> [Instruction]:
Copy out the material below in full, but not its images.

----

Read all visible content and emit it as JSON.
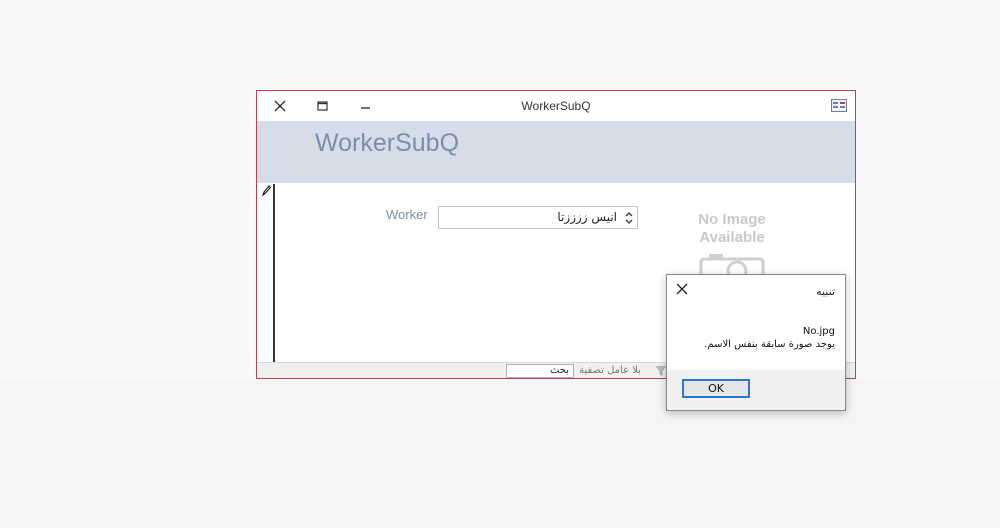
{
  "form": {
    "window_title": "WorkerSubQ",
    "header_title": "WorkerSubQ",
    "worker_label": "Worker",
    "worker_value": "انيس ززززتا",
    "image_placeholder_line1": "No Image",
    "image_placeholder_line2": "Available",
    "status": {
      "filter_label": "بلا عامل تصفية",
      "search_value": "بحث"
    }
  },
  "dialog": {
    "title": "تنبيه",
    "message_line1": "No.jpg",
    "message_line2": "يوجد صورة سابقة بنفس الاسم.",
    "ok_label": "OK"
  },
  "colors": {
    "window_border": "#b8434c",
    "header_band": "#d6dde8",
    "header_text": "#7a8fab",
    "ok_border": "#2a78d6"
  }
}
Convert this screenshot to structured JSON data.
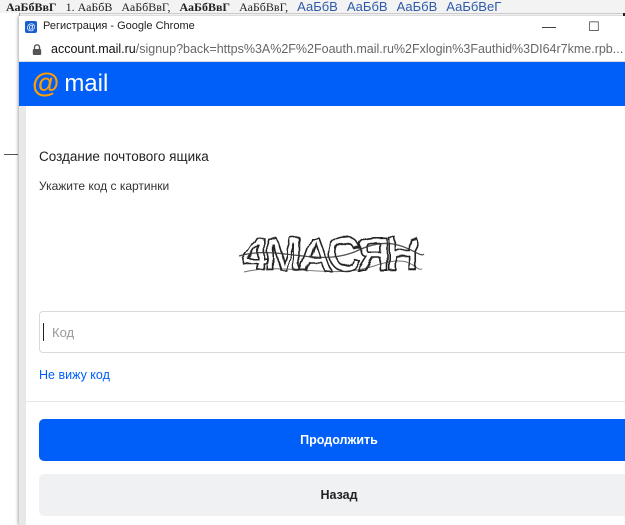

----

> [Solution to the problem]:
Read all visible content and emit it as JSON.
{
  "form": {
    "window_title": "WorkerSubQ",
    "header_title": "WorkerSubQ",
    "worker_label": "Worker",
    "worker_value": "انيس ززززتا",
    "image_placeholder_line1": "No Image",
    "image_placeholder_line2": "Available",
    "status": {
      "filter_label": "بلا عامل تصفية",
      "search_value": "بحث"
    }
  },
  "dialog": {
    "title": "تنبيه",
    "message_line1": "No.jpg",
    "message_line2": "يوجد صورة سابقة بنفس الاسم.",
    "ok_label": "OK"
  },
  "colors": {
    "window_border": "#b8434c",
    "header_band": "#d6dde8",
    "header_text": "#7a8fab",
    "ok_border": "#2a78d6"
  }
}
Convert this screenshot to structured JSON data.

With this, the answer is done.